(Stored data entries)
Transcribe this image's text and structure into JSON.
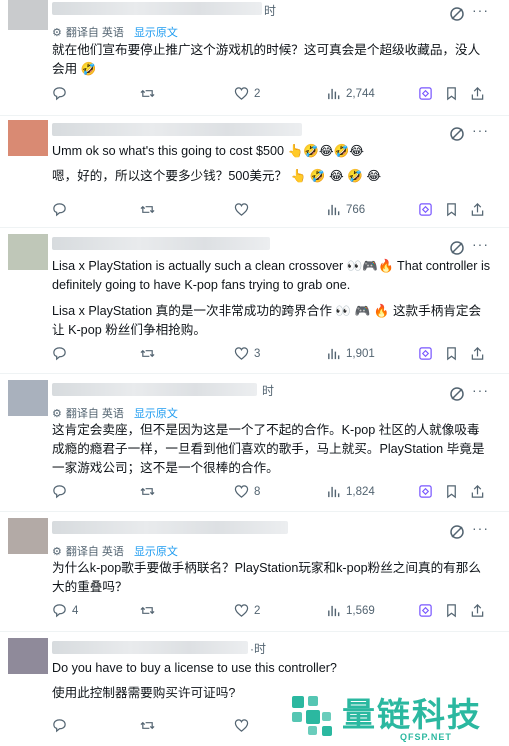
{
  "tweets": [
    {
      "avatar_color": "#c9cbcd",
      "time": "时",
      "translation": {
        "label": "翻译自 英语",
        "show_original": "显示原文"
      },
      "lines": [
        "就在他们宣布要停止推广这个游戏机的时候？这可真会是个超级收藏品，没人会用 🤣"
      ],
      "replies": "",
      "retweets": "",
      "likes": "2",
      "views": "2,744"
    },
    {
      "avatar_color": "#d98a73",
      "time": "",
      "translation": null,
      "lines": [
        "Umm ok so what's this going to cost $500 👆🤣😂🤣😂",
        "嗯，好的，所以这个要多少钱？500美元？ 👆 🤣 😂 🤣 😂"
      ],
      "replies": "",
      "retweets": "",
      "likes": "",
      "views": "766"
    },
    {
      "avatar_color": "#bfc7b8",
      "time": "",
      "translation": null,
      "lines": [
        "Lisa x PlayStation is actually such a clean crossover 👀🎮🔥 That controller is definitely going to have K-pop fans trying to grab one.",
        "Lisa x PlayStation 真的是一次非常成功的跨界合作 👀 🎮 🔥 这款手柄肯定会让 K-pop 粉丝们争相抢购。"
      ],
      "replies": "",
      "retweets": "",
      "likes": "3",
      "views": "1,901"
    },
    {
      "avatar_color": "#a9b1bd",
      "time": "时",
      "translation": {
        "label": "翻译自 英语",
        "show_original": "显示原文"
      },
      "lines": [
        "这肯定会卖座，但不是因为这是一个了不起的合作。K-pop 社区的人就像吸毒成瘾的瘾君子一样，一旦看到他们喜欢的歌手，马上就买。PlayStation 毕竟是一家游戏公司；这不是一个很棒的合作。"
      ],
      "replies": "",
      "retweets": "",
      "likes": "8",
      "views": "1,824"
    },
    {
      "avatar_color": "#b3aaa6",
      "time": "",
      "translation": {
        "label": "翻译自 英语",
        "show_original": "显示原文"
      },
      "lines": [
        "为什么k-pop歌手要做手柄联名？PlayStation玩家和k-pop粉丝之间真的有那么大的重叠吗？"
      ],
      "replies": "4",
      "retweets": "",
      "likes": "2",
      "views": "1,569"
    },
    {
      "avatar_color": "#8f8a9a",
      "time": "·时",
      "translation": null,
      "lines": [
        "Do you have to buy a license to use this controller?",
        "使用此控制器需要购买许可证吗?"
      ],
      "replies": "",
      "retweets": "",
      "likes": "",
      "views": ""
    }
  ],
  "watermark": {
    "title": "量链科技",
    "subtitle": "QFSP.NET",
    "color": "#2bb8a0"
  },
  "icons": {
    "reply": "reply-icon",
    "retweet": "retweet-icon",
    "like": "heart-icon",
    "views": "views-icon",
    "grok": "grok-icon",
    "bookmark": "bookmark-icon",
    "share": "share-icon",
    "more": "more-icon",
    "translate": "translate-icon"
  }
}
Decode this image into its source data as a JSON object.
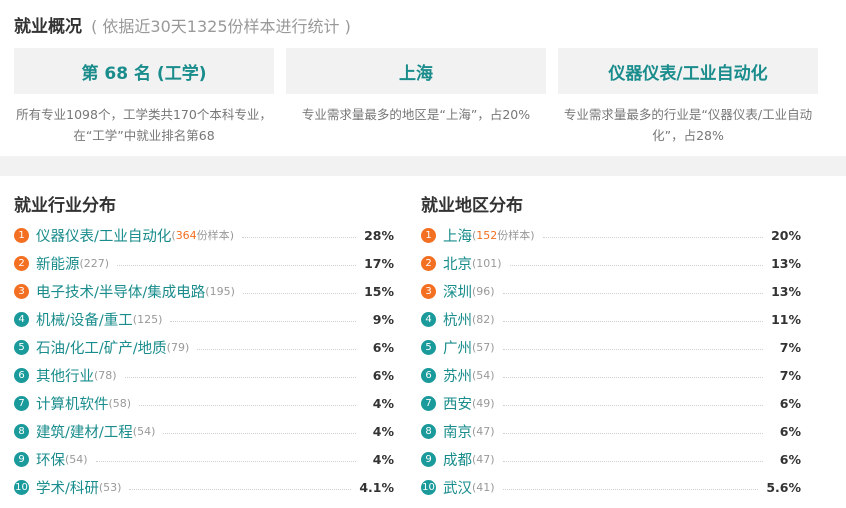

▶ **Exercise details**
Find each line with the string "this" and copy it out.

▶ **Answer in full**
Transcribe this image's text and structure into JSON.
        "Umm ok so what's this going to cost $500 👆🤣😂🤣😂",
        "Do you have to buy a license to use this controller?",
Decode this image into its source data as a JSON object.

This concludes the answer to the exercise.